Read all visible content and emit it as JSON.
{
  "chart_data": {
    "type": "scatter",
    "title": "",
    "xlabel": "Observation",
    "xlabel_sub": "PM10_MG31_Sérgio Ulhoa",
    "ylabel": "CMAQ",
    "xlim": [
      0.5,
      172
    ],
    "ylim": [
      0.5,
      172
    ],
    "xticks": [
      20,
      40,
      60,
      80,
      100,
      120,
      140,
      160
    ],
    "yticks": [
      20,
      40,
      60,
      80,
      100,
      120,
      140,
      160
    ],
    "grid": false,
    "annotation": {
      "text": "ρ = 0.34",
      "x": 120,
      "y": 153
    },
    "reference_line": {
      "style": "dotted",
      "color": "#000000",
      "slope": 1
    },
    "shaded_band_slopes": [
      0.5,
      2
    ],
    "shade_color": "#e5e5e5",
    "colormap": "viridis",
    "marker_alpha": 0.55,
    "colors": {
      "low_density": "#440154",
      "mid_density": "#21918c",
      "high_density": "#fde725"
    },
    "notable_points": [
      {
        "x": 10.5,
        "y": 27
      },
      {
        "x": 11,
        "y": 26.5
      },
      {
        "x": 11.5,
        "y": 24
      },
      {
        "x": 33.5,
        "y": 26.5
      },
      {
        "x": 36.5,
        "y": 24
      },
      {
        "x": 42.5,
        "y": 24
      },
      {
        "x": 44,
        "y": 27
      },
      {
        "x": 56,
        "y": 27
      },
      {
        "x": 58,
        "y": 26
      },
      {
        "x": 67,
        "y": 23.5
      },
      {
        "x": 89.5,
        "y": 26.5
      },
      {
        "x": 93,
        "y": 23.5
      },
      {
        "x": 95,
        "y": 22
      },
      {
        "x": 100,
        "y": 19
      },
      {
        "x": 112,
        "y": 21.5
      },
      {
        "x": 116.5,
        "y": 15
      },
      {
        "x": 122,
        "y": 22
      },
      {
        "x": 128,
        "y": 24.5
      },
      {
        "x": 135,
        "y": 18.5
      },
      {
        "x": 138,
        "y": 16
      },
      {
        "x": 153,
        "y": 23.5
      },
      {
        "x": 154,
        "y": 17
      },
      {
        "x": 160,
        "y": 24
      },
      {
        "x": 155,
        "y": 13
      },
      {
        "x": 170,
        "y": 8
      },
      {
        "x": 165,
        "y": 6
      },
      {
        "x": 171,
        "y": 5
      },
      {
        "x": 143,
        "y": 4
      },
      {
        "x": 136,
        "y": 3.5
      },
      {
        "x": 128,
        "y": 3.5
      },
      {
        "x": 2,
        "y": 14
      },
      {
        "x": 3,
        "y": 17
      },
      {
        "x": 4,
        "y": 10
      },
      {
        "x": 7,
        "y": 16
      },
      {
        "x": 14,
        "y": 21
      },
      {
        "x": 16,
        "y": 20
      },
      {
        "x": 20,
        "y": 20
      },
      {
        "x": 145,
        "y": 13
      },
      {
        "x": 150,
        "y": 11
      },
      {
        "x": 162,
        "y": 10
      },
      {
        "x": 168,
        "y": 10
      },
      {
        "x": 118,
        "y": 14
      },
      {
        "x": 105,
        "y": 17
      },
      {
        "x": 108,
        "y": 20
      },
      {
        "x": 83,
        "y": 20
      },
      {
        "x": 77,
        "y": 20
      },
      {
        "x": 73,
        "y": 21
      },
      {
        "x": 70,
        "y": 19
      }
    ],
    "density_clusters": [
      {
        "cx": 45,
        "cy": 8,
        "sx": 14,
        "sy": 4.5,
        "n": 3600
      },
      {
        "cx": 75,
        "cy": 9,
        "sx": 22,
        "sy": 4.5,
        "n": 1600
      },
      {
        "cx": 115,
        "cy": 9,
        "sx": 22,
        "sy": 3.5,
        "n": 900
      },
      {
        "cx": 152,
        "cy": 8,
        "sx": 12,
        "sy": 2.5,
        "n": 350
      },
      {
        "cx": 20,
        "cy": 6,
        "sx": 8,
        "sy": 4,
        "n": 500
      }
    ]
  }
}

============================================================

Exercise brief —
Repeat the material above in full, exactly as it stands.

Output —
Read all visible content and emit it as JSON.
{
  "chart_data": {
    "type": "scatter",
    "title": "",
    "xlabel": "Observation",
    "xlabel_sub": "PM10_MG31_Sérgio Ulhoa",
    "ylabel": "CMAQ",
    "xlim": [
      0.5,
      172
    ],
    "ylim": [
      0.5,
      172
    ],
    "xticks": [
      20,
      40,
      60,
      80,
      100,
      120,
      140,
      160
    ],
    "yticks": [
      20,
      40,
      60,
      80,
      100,
      120,
      140,
      160
    ],
    "grid": false,
    "annotation": {
      "text": "ρ = 0.34",
      "x": 120,
      "y": 153
    },
    "reference_line": {
      "style": "dotted",
      "color": "#000000",
      "slope": 1
    },
    "shaded_band_slopes": [
      0.5,
      2
    ],
    "shade_color": "#e5e5e5",
    "colormap": "viridis",
    "marker_alpha": 0.55,
    "colors": {
      "low_density": "#440154",
      "mid_density": "#21918c",
      "high_density": "#fde725"
    },
    "notable_points": [
      {
        "x": 10.5,
        "y": 27
      },
      {
        "x": 11,
        "y": 26.5
      },
      {
        "x": 11.5,
        "y": 24
      },
      {
        "x": 33.5,
        "y": 26.5
      },
      {
        "x": 36.5,
        "y": 24
      },
      {
        "x": 42.5,
        "y": 24
      },
      {
        "x": 44,
        "y": 27
      },
      {
        "x": 56,
        "y": 27
      },
      {
        "x": 58,
        "y": 26
      },
      {
        "x": 67,
        "y": 23.5
      },
      {
        "x": 89.5,
        "y": 26.5
      },
      {
        "x": 93,
        "y": 23.5
      },
      {
        "x": 95,
        "y": 22
      },
      {
        "x": 100,
        "y": 19
      },
      {
        "x": 112,
        "y": 21.5
      },
      {
        "x": 116.5,
        "y": 15
      },
      {
        "x": 122,
        "y": 22
      },
      {
        "x": 128,
        "y": 24.5
      },
      {
        "x": 135,
        "y": 18.5
      },
      {
        "x": 138,
        "y": 16
      },
      {
        "x": 153,
        "y": 23.5
      },
      {
        "x": 154,
        "y": 17
      },
      {
        "x": 160,
        "y": 24
      },
      {
        "x": 155,
        "y": 13
      },
      {
        "x": 170,
        "y": 8
      },
      {
        "x": 165,
        "y": 6
      },
      {
        "x": 171,
        "y": 5
      },
      {
        "x": 143,
        "y": 4
      },
      {
        "x": 136,
        "y": 3.5
      },
      {
        "x": 128,
        "y": 3.5
      },
      {
        "x": 2,
        "y": 14
      },
      {
        "x": 3,
        "y": 17
      },
      {
        "x": 4,
        "y": 10
      },
      {
        "x": 7,
        "y": 16
      },
      {
        "x": 14,
        "y": 21
      },
      {
        "x": 16,
        "y": 20
      },
      {
        "x": 20,
        "y": 20
      },
      {
        "x": 145,
        "y": 13
      },
      {
        "x": 150,
        "y": 11
      },
      {
        "x": 162,
        "y": 10
      },
      {
        "x": 168,
        "y": 10
      },
      {
        "x": 118,
        "y": 14
      },
      {
        "x": 105,
        "y": 17
      },
      {
        "x": 108,
        "y": 20
      },
      {
        "x": 83,
        "y": 20
      },
      {
        "x": 77,
        "y": 20
      },
      {
        "x": 73,
        "y": 21
      },
      {
        "x": 70,
        "y": 19
      }
    ],
    "density_clusters": [
      {
        "cx": 45,
        "cy": 8,
        "sx": 14,
        "sy": 4.5,
        "n": 3600
      },
      {
        "cx": 75,
        "cy": 9,
        "sx": 22,
        "sy": 4.5,
        "n": 1600
      },
      {
        "cx": 115,
        "cy": 9,
        "sx": 22,
        "sy": 3.5,
        "n": 900
      },
      {
        "cx": 152,
        "cy": 8,
        "sx": 12,
        "sy": 2.5,
        "n": 350
      },
      {
        "cx": 20,
        "cy": 6,
        "sx": 8,
        "sy": 4,
        "n": 500
      }
    ]
  }
}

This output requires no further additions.